## Exercise directions
Find each line containing the string "type" and return it.

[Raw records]

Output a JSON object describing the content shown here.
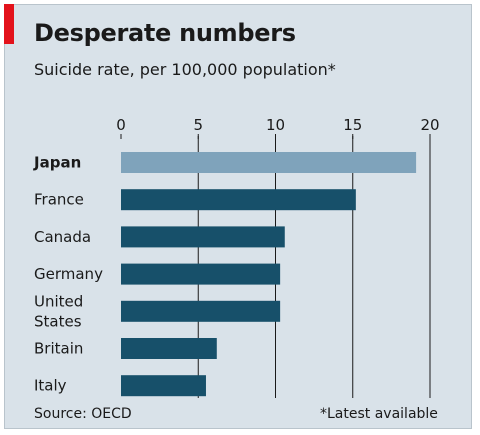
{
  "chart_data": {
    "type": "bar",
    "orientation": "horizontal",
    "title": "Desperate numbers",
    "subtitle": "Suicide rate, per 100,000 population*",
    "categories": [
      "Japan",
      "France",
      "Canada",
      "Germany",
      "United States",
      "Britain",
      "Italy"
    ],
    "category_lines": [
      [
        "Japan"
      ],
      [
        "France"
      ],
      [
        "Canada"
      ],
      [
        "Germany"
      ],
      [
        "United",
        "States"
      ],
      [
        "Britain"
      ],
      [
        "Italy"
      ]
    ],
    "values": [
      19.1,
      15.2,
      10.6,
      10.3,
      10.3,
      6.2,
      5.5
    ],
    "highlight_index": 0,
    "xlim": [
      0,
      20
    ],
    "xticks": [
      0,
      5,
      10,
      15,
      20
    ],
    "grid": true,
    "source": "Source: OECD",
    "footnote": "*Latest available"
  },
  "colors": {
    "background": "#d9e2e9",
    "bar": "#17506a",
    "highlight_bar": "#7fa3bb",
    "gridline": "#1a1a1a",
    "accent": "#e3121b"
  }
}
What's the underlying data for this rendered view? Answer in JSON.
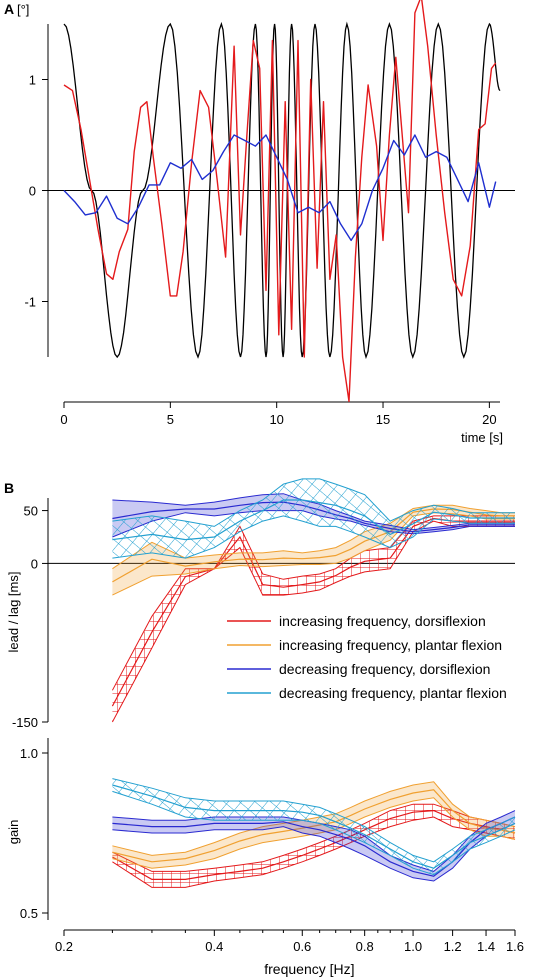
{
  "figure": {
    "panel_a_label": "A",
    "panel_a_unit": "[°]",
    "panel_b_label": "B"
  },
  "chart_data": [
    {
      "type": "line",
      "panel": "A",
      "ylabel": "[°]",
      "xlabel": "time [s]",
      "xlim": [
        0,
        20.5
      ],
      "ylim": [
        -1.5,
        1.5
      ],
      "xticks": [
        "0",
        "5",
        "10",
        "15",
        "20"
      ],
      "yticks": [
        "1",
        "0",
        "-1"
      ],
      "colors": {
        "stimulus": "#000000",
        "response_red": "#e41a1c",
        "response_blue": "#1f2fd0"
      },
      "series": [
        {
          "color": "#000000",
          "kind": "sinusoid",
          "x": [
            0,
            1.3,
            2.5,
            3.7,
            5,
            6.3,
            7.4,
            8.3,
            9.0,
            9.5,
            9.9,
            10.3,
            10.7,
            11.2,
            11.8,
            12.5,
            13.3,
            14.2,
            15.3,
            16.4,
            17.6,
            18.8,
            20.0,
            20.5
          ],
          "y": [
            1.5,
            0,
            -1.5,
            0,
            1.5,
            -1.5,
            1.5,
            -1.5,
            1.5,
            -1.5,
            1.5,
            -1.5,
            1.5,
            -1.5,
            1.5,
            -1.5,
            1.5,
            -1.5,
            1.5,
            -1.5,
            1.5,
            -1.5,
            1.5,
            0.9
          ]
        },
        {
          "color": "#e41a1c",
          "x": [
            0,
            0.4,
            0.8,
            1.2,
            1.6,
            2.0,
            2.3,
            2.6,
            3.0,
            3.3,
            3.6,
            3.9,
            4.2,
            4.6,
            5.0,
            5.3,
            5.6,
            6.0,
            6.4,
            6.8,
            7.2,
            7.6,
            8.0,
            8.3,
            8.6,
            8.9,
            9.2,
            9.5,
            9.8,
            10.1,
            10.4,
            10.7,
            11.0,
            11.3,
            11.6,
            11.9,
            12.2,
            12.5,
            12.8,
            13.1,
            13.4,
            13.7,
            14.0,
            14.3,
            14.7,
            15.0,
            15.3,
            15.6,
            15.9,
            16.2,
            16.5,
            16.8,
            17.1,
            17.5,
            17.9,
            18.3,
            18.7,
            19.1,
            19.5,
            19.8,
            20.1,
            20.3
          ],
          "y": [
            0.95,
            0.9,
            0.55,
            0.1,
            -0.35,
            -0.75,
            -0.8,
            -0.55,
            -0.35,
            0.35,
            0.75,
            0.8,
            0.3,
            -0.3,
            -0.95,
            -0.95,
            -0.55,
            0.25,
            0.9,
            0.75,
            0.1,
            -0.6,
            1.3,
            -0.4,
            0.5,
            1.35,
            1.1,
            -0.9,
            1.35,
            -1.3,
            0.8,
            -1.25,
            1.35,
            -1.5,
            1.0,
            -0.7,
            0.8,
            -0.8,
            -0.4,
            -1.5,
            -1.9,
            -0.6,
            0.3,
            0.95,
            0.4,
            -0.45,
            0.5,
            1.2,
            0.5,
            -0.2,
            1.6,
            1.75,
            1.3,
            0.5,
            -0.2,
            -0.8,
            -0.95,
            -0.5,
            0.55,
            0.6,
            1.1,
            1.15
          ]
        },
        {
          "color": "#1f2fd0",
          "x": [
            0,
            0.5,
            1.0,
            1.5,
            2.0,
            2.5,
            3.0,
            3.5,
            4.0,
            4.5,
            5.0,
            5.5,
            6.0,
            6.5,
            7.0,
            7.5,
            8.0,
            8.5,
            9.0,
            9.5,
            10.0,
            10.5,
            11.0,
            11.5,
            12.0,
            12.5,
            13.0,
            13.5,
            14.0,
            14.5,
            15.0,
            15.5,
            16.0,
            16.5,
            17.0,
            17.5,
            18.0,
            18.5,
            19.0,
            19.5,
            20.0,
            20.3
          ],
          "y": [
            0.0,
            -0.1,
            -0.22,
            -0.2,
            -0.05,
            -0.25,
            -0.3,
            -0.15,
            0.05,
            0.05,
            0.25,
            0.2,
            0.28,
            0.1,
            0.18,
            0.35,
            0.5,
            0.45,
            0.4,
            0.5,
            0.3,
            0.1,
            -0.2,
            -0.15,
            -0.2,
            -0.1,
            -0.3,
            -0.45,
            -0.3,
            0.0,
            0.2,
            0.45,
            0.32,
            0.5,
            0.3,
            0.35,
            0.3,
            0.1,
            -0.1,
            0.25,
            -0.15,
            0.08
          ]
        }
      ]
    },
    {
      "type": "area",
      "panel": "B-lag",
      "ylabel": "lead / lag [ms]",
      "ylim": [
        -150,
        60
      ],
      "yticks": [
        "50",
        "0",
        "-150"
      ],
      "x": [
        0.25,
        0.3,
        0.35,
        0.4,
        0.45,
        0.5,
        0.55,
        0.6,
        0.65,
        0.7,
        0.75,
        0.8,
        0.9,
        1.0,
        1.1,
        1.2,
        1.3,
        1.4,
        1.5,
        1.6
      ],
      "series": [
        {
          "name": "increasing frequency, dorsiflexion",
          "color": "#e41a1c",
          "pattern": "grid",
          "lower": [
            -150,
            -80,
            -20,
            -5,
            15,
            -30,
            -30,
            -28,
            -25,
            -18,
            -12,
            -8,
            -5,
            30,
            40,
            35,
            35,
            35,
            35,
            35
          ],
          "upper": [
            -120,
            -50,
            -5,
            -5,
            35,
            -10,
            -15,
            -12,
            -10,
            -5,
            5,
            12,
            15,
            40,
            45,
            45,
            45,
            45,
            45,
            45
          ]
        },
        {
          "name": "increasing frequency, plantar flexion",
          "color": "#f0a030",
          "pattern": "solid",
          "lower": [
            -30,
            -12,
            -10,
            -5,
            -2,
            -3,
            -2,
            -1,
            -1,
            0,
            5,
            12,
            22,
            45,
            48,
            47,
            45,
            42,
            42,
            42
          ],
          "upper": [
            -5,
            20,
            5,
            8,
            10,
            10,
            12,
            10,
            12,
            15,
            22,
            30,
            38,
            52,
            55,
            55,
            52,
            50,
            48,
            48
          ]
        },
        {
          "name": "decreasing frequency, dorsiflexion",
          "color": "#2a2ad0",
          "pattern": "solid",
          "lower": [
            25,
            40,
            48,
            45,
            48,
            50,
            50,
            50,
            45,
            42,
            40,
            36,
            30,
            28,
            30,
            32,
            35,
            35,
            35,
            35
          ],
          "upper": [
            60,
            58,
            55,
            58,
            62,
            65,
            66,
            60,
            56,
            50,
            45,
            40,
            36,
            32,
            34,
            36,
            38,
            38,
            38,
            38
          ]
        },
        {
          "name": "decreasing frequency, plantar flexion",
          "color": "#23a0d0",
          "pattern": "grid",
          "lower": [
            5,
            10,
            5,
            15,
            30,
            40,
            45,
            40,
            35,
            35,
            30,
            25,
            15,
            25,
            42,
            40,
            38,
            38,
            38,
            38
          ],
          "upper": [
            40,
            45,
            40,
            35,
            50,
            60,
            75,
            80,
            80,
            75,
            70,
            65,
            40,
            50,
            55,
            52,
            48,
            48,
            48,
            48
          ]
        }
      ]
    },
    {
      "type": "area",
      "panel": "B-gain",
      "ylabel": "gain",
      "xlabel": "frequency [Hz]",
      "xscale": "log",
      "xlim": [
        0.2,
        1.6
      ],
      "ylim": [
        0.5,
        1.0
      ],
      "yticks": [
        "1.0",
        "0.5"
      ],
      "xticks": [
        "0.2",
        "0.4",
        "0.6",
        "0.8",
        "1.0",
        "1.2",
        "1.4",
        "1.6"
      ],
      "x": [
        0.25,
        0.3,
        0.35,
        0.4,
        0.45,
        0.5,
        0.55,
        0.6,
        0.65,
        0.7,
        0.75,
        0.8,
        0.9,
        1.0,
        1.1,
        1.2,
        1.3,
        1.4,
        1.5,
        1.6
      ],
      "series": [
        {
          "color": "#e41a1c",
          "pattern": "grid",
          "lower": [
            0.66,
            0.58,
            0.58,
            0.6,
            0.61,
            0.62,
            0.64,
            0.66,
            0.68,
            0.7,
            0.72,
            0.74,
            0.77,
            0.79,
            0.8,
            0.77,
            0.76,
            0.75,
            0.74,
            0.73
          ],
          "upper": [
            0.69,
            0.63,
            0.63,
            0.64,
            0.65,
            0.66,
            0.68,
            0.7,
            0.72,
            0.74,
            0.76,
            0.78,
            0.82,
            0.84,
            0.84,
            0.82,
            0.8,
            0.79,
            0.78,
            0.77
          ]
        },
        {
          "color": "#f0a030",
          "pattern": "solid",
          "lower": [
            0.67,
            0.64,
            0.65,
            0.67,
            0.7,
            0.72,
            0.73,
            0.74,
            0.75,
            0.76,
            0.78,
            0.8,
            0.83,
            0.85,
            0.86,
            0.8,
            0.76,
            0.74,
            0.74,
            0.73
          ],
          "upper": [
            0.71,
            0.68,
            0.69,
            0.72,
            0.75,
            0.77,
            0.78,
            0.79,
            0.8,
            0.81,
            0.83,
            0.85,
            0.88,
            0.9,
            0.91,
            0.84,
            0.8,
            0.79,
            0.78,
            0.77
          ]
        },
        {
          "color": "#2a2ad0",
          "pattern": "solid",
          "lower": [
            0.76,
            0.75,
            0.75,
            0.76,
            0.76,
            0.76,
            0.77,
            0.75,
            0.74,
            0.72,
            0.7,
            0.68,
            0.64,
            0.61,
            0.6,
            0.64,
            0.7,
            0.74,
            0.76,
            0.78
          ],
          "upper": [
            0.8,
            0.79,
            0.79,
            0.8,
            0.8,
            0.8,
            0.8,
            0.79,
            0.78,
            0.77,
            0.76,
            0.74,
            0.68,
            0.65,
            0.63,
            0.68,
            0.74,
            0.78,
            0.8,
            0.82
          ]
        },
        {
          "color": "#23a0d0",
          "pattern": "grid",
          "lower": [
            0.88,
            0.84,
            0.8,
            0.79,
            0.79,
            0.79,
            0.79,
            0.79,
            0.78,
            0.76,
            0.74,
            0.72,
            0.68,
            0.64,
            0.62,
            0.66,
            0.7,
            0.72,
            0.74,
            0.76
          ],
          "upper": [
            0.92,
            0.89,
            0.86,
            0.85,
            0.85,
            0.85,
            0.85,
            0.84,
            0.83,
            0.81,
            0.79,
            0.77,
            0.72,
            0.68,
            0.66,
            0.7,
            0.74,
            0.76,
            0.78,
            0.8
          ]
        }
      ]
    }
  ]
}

## Worked answer
    "type": "bar",
      "type": "line",
      "type": "area",
      "type": "area",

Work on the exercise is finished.